**The task:** From the listing below, pull each line that includes "非零井源距".

**Excerpted data:**

-----

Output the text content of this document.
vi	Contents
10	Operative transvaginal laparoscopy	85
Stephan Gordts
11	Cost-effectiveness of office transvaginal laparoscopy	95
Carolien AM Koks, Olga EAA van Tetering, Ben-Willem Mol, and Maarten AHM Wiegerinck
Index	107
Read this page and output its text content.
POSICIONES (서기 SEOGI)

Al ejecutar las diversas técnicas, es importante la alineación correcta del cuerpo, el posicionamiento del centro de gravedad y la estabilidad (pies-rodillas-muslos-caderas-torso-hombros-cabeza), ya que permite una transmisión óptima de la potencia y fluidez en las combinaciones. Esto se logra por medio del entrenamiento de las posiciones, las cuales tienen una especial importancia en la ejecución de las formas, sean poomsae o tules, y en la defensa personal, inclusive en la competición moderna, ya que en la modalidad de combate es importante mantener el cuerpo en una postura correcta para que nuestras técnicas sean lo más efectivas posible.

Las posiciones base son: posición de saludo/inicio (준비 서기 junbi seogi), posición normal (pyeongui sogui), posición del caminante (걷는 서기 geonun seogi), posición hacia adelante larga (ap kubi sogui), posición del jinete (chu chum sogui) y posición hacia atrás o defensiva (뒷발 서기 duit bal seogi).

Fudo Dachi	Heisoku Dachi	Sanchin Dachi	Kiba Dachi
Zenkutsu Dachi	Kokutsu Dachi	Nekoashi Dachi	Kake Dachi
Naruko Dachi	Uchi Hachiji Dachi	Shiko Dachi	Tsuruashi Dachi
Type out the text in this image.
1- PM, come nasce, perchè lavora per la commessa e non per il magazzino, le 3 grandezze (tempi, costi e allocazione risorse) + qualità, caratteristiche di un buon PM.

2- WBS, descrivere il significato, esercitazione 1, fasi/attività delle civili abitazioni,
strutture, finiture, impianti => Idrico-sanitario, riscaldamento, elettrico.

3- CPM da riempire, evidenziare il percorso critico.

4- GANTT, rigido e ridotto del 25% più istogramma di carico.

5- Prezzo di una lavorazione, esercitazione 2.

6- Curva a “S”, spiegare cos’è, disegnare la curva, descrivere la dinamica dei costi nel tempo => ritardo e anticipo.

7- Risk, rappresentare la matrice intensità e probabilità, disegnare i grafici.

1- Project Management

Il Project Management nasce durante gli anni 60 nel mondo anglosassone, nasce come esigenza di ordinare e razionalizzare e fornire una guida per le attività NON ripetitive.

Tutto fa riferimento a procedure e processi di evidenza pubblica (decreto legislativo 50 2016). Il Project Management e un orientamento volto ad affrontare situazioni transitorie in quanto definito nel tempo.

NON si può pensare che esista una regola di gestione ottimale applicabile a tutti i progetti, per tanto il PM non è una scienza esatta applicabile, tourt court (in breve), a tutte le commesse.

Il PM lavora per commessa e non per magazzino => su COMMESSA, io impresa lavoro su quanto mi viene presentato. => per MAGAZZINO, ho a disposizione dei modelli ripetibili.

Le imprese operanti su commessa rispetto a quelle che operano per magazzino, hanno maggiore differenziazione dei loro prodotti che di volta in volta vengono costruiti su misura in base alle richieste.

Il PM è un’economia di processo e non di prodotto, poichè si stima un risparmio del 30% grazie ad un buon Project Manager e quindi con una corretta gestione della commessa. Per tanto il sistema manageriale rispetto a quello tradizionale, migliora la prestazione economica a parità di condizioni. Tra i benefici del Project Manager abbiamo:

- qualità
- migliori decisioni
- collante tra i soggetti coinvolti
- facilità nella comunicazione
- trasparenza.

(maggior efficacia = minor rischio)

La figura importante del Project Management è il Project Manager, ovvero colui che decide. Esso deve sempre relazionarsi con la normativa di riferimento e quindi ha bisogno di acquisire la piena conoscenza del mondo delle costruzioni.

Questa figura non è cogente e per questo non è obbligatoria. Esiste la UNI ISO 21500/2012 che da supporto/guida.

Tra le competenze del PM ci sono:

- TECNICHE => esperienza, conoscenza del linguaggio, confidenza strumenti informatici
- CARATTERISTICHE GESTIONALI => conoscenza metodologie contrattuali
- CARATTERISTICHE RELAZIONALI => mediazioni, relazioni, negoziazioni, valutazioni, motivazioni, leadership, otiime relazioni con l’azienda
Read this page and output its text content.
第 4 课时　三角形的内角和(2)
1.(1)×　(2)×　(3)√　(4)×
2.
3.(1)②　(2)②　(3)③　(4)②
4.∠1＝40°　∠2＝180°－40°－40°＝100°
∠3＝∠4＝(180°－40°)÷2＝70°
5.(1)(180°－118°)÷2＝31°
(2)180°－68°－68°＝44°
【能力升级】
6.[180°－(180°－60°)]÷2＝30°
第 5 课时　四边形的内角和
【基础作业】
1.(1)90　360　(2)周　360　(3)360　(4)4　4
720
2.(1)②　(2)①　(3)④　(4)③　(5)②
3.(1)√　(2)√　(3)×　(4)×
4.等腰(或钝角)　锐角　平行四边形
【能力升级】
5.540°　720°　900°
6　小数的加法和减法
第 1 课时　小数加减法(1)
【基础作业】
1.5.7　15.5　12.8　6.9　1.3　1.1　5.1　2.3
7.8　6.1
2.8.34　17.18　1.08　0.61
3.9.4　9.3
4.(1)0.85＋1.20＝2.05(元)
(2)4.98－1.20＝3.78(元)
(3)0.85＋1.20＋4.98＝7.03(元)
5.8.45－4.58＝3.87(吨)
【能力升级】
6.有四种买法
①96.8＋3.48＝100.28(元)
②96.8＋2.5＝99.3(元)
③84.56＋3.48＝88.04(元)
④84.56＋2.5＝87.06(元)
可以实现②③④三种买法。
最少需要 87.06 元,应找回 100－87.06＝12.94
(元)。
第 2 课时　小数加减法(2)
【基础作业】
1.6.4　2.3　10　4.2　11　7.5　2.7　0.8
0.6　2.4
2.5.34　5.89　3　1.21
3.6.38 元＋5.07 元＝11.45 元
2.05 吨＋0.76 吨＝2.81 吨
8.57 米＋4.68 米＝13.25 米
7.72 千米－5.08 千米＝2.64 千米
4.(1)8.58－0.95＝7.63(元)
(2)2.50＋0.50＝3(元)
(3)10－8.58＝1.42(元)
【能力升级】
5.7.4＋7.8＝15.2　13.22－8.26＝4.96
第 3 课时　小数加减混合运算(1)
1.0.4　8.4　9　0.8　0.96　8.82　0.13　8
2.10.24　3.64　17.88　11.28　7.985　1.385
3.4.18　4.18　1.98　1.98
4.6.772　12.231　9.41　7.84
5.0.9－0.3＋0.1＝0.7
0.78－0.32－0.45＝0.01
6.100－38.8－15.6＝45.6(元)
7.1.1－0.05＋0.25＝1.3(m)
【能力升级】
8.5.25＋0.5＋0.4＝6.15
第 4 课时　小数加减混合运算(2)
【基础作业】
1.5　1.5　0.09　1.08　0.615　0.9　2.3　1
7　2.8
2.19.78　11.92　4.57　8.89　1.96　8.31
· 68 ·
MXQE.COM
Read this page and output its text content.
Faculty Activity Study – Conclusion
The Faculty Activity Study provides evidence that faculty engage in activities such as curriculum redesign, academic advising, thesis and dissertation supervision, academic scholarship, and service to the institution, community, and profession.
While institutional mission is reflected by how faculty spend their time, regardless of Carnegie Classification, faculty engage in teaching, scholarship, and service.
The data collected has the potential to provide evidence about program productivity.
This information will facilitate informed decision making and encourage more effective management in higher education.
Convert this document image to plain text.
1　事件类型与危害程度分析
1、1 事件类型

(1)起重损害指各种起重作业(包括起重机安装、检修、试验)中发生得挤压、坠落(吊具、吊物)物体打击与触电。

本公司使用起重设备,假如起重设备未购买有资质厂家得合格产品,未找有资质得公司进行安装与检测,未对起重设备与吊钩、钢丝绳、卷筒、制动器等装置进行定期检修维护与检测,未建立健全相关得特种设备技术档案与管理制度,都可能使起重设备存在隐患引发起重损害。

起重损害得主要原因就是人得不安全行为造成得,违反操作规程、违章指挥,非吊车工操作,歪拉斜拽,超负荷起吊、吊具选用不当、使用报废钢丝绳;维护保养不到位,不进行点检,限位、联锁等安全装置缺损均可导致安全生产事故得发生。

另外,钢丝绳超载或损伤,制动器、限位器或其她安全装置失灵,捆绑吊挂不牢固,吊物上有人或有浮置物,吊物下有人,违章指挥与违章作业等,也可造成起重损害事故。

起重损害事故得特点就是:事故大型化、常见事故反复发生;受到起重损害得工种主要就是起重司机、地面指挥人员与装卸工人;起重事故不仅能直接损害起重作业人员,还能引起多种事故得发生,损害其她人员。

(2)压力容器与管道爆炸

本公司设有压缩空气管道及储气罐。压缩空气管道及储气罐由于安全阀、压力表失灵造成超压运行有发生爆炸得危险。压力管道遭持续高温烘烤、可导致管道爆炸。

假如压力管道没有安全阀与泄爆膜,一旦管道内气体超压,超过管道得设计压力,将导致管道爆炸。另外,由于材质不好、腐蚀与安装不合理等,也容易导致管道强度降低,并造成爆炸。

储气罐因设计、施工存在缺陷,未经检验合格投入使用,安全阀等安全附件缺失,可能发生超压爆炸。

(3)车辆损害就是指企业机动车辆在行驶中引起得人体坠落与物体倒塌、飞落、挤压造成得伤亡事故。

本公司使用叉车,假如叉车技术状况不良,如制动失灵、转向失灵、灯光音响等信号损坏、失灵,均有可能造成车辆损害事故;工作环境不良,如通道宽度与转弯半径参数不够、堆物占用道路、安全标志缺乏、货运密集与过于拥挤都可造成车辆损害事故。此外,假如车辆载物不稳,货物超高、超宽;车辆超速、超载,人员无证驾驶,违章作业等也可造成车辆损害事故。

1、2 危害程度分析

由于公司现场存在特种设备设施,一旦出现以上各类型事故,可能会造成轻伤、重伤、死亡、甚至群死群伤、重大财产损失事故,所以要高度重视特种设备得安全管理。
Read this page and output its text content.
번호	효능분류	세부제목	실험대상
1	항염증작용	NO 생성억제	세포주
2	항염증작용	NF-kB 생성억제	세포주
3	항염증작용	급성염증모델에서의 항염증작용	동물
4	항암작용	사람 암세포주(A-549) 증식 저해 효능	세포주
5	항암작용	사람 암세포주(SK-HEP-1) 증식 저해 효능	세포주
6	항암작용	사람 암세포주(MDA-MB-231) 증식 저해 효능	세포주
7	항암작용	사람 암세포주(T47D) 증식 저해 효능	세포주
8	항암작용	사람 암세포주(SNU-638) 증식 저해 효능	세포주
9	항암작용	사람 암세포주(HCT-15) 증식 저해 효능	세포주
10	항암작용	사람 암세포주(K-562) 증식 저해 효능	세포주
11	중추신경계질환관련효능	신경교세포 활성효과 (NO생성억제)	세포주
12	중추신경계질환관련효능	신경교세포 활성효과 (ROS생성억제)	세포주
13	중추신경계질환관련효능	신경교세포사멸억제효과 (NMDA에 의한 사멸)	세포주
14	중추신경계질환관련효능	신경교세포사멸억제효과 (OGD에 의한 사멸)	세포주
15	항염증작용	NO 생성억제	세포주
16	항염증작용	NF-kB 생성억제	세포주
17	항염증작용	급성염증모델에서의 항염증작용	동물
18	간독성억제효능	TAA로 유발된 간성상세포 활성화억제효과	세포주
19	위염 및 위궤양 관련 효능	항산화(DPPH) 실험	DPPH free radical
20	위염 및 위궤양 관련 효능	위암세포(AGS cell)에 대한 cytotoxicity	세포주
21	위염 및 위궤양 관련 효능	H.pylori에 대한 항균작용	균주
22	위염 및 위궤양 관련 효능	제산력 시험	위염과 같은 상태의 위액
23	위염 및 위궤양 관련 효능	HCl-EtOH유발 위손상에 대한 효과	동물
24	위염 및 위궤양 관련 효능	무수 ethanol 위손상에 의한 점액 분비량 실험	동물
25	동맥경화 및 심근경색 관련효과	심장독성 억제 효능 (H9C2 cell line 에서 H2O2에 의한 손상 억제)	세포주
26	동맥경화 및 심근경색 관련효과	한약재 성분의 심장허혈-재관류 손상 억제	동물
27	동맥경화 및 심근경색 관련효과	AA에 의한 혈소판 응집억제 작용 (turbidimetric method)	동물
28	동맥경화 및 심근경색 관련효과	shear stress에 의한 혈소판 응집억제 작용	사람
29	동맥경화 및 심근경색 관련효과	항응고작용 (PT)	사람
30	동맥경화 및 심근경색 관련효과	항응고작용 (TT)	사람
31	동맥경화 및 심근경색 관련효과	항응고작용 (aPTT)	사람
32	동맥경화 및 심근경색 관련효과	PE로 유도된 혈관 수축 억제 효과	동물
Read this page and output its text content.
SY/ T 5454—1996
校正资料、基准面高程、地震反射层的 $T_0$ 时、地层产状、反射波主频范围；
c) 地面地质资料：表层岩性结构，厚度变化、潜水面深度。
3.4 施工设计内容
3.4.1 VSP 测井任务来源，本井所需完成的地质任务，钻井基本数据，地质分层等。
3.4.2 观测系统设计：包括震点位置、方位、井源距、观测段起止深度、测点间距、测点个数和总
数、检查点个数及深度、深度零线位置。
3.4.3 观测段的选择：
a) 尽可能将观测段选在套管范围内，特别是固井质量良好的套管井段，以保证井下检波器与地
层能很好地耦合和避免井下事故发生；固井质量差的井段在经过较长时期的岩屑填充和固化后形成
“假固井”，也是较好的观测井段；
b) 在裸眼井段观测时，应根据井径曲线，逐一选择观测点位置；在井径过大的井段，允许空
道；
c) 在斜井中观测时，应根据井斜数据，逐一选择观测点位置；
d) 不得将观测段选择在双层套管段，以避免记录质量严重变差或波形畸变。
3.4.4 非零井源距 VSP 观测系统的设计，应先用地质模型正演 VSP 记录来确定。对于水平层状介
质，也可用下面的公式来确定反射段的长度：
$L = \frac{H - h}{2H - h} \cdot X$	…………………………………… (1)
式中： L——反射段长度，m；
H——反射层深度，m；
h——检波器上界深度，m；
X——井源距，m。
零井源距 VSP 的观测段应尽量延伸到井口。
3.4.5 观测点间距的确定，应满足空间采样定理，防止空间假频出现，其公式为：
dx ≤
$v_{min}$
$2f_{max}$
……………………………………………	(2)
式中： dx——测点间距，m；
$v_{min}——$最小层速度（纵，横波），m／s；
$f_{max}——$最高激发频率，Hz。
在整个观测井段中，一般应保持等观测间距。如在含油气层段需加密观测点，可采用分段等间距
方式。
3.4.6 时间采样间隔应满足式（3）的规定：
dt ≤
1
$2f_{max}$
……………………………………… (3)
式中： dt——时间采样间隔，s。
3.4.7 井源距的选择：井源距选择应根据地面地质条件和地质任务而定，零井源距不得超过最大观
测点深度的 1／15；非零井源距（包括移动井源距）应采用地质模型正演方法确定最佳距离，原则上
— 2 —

-----

**Correct output:**
3.4.4 非零井源距 VSP 观测系统的设计，应先用地质模型正演 VSP 记录来确定。对于水平层状介
测点深度的 1／15；非零井源距（包括移动井源距）应采用地质模型正演方法确定最佳距离，原则上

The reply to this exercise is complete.